— BEGIN Material shown —

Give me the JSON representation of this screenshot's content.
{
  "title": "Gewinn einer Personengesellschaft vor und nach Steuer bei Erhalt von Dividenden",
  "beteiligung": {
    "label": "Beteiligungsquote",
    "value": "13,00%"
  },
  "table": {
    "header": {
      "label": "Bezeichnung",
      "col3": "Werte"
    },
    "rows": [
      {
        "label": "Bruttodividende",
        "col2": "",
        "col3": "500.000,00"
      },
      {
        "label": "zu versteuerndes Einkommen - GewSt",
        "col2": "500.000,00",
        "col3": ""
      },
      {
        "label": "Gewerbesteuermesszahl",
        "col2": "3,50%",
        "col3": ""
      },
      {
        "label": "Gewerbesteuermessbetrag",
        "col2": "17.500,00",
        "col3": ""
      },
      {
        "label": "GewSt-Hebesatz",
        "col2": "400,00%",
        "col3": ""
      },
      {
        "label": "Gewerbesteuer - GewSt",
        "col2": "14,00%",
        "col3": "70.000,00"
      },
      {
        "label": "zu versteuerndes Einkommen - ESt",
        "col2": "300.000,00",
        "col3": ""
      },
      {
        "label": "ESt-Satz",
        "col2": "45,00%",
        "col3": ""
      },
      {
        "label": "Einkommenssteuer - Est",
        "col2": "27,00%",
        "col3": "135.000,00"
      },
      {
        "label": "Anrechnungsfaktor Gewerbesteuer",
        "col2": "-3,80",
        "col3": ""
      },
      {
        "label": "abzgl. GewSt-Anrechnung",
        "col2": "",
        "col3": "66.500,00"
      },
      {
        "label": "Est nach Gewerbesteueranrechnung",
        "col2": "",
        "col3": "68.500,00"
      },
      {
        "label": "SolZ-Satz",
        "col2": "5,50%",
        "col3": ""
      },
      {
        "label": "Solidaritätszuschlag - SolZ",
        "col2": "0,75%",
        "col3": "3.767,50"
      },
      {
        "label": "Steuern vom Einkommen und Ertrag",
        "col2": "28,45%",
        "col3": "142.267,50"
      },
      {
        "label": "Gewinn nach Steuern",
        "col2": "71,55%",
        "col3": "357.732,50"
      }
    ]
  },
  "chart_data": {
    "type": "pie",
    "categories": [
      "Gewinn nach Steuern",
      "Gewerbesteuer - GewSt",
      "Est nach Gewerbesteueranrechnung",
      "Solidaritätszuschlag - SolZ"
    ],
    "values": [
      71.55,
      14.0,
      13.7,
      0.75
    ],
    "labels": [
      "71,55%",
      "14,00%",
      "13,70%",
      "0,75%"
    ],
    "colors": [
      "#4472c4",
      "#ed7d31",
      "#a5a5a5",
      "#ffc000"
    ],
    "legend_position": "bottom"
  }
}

— END Material shown —

Stated task>
Copy every line of the records word for word.

Solution to the exercise>
Give me the JSON representation of this screenshot's content.
{
  "title": "Gewinn einer Personengesellschaft vor und nach Steuer bei Erhalt von Dividenden",
  "beteiligung": {
    "label": "Beteiligungsquote",
    "value": "13,00%"
  },
  "table": {
    "header": {
      "label": "Bezeichnung",
      "col3": "Werte"
    },
    "rows": [
      {
        "label": "Bruttodividende",
        "col2": "",
        "col3": "500.000,00"
      },
      {
        "label": "zu versteuerndes Einkommen - GewSt",
        "col2": "500.000,00",
        "col3": ""
      },
      {
        "label": "Gewerbesteuermesszahl",
        "col2": "3,50%",
        "col3": ""
      },
      {
        "label": "Gewerbesteuermessbetrag",
        "col2": "17.500,00",
        "col3": ""
      },
      {
        "label": "GewSt-Hebesatz",
        "col2": "400,00%",
        "col3": ""
      },
      {
        "label": "Gewerbesteuer - GewSt",
        "col2": "14,00%",
        "col3": "70.000,00"
      },
      {
        "label": "zu versteuerndes Einkommen - ESt",
        "col2": "300.000,00",
        "col3": ""
      },
      {
        "label": "ESt-Satz",
        "col2": "45,00%",
        "col3": ""
      },
      {
        "label": "Einkommenssteuer - Est",
        "col2": "27,00%",
        "col3": "135.000,00"
      },
      {
        "label": "Anrechnungsfaktor Gewerbesteuer",
        "col2": "-3,80",
        "col3": ""
      },
      {
        "label": "abzgl. GewSt-Anrechnung",
        "col2": "",
        "col3": "66.500,00"
      },
      {
        "label": "Est nach Gewerbesteueranrechnung",
        "col2": "",
        "col3": "68.500,00"
      },
      {
        "label": "SolZ-Satz",
        "col2": "5,50%",
        "col3": ""
      },
      {
        "label": "Solidaritätszuschlag - SolZ",
        "col2": "0,75%",
        "col3": "3.767,50"
      },
      {
        "label": "Steuern vom Einkommen und Ertrag",
        "col2": "28,45%",
        "col3": "142.267,50"
      },
      {
        "label": "Gewinn nach Steuern",
        "col2": "71,55%",
        "col3": "357.732,50"
      }
    ]
  },
  "chart_data": {
    "type": "pie",
    "categories": [
      "Gewinn nach Steuern",
      "Gewerbesteuer - GewSt",
      "Est nach Gewerbesteueranrechnung",
      "Solidaritätszuschlag - SolZ"
    ],
    "values": [
      71.55,
      14.0,
      13.7,
      0.75
    ],
    "labels": [
      "71,55%",
      "14,00%",
      "13,70%",
      "0,75%"
    ],
    "colors": [
      "#4472c4",
      "#ed7d31",
      "#a5a5a5",
      "#ffc000"
    ],
    "legend_position": "bottom"
  }
}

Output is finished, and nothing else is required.